[Prompt] Write the next part of the article below about the Marin Community Foundation's cash-aid pilot for low-income mothers of color, starting right after its last sentence.

[Excerpt to read]

────────────────────

Fox News asked the Marin Community Foundation if they thought what they were doing was discriminatory. Foundation president and CEO Thomas Peters deflected by claiming this was an “initial program” and that it was aimed at minority women who are shouldering a “double-weighted burden in their path to self-sufficiency.” He also justified the move by stating that selecting women of color was “not for any reason of exclusion, but because we are laser-focused on an area of greatest need.”
“Our pilot program is the next phase in a research study we conducted last year focused on low-income moms who are struggling to care for their families and better their educational and economic standing. No surprise but still quite dismaying, we found that the women who are grappling with the most serious difficulties of all are moms of color, who face not only financial challenges but the daily imposition of overt and covert discrimination,” claimed Peters.
“The ultimate endgame for this demonstration project is to have an example of how cash aid can be really helpful in terms of alleviating poverty, to test the usefulness of this approach to addressing poverty and addressing some of the racial inequities that we know exist in the county and beyond,” Johnathan Logan, Marin Community Foundation vice president of community engagement informed the county board of supervisors just before they voted unanimously to pass the program.
The racial component of the proposed UBI programs lends credence to the reparations angle and it is catching fire in America as leftists voice the belief it will create economic stability. There are many that doubt that premise and in fact, believe just the opposite. But at least 34 mayors are now calling for UBI.

────────────────────

[Dataset entries]
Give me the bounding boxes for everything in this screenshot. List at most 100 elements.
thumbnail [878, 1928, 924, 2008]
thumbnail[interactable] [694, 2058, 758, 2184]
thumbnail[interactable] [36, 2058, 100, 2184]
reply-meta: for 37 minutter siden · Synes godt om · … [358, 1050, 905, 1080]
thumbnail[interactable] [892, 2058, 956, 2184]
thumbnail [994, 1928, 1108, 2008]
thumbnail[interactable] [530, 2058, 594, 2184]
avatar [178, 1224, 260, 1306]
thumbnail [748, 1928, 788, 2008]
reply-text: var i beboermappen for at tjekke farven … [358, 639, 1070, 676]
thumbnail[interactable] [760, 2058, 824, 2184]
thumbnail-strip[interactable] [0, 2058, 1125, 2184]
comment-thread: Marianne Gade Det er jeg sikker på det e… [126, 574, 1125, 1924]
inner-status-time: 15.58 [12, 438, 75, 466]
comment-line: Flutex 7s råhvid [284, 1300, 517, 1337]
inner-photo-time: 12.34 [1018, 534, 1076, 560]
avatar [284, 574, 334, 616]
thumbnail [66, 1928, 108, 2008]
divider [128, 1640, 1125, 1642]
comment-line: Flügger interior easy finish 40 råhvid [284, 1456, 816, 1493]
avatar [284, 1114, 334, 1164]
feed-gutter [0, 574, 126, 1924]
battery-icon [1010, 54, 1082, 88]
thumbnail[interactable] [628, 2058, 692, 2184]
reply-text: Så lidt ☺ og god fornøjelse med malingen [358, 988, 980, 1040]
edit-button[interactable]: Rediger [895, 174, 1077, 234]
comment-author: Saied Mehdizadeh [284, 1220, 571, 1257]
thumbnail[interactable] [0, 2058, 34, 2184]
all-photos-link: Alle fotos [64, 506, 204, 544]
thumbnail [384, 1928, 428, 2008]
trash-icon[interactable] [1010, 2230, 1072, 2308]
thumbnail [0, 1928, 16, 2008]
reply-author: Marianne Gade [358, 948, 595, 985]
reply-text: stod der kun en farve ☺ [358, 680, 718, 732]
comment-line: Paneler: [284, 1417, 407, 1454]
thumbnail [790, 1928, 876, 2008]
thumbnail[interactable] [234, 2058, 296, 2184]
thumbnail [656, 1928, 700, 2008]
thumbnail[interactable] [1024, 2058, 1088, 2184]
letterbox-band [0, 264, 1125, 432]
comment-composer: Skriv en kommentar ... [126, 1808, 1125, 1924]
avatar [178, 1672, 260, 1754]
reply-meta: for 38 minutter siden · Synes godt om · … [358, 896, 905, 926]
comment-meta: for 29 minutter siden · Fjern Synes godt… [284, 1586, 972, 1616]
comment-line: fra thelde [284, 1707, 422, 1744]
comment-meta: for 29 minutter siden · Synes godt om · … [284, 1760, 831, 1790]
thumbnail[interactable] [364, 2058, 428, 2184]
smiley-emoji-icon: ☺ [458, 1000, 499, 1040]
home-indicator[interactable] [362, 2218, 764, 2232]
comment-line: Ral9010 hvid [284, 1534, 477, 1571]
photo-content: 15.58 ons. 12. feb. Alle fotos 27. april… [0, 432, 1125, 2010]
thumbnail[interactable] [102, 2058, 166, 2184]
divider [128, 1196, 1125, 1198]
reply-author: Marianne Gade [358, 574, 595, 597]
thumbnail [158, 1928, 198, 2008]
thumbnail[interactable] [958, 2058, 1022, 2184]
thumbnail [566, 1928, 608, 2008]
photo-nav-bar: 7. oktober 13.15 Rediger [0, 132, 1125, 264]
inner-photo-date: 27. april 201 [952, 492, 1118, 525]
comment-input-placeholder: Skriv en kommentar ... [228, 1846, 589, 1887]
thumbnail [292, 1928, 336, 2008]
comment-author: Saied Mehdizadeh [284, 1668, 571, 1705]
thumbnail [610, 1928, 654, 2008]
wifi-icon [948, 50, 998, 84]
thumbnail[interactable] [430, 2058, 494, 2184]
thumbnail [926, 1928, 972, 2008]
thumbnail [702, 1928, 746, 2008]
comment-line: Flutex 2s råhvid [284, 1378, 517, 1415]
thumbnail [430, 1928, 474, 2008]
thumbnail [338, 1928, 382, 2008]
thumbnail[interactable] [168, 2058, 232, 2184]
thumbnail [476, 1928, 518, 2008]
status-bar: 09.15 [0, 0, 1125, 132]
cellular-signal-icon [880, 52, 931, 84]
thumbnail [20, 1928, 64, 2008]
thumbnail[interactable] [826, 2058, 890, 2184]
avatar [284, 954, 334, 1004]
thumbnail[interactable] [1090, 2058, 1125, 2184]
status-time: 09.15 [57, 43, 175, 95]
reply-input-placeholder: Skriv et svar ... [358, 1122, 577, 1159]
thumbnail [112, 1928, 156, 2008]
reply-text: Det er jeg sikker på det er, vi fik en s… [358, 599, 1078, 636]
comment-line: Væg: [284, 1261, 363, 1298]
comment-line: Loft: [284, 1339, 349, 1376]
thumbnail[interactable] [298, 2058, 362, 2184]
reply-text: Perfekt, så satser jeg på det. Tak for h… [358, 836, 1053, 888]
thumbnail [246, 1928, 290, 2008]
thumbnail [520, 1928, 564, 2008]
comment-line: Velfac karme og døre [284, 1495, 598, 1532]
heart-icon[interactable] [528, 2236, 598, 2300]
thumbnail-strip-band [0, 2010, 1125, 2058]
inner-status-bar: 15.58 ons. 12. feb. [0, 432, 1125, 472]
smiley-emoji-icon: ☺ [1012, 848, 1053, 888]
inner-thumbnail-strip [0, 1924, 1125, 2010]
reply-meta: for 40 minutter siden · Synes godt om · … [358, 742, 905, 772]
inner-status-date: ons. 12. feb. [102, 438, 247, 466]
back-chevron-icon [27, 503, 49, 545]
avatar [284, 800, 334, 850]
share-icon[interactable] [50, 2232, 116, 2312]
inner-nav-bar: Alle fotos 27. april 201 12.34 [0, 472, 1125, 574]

────────────────────

[Task result]
We are 34 mayors representing more than 16 million Americans across the country, and we are calling on @POTUS & @VP for recurring checks each month through the duration of this crisis. See our full-page ad in today’s @washingtonpost. #OneMoreCheckisNotEnough pic.twitter.com/vj5wmN7zs8
— Mayors for a Guaranteed Income (@mayorsforagi) January 21, 2021
In San Francisco, Mayor London Breed put into motion a plan to pay $1,000 a month to 125 black and Pacific Islander mothers who are pregnant for up to two years after they give birth. The city is also planning a broader program that could pay $500 a month to 1,000 residents.
Another example is the Santa Clara County board of supervisors who approved an initiative to pay $1,000 a month for one year to 72 former foster children that are 24-years-old or older.
The Newark, N.J. City Council jumped on the reparations train as well by backing a resolution to establish a guaranteed income trial program. They are recommending an 18-month pilot project that would pay 500 to 1,000 residents $250 or $500 per month.
“This is unconstitutional. If an otherwise eligible person wants to challenge it in court, know that there are lawyers who would take the case,” attorney and former vice chairwoman of the California Republican Party Harmeet Dhillon tweeted in response to a story on the move by Oakland’s mayor.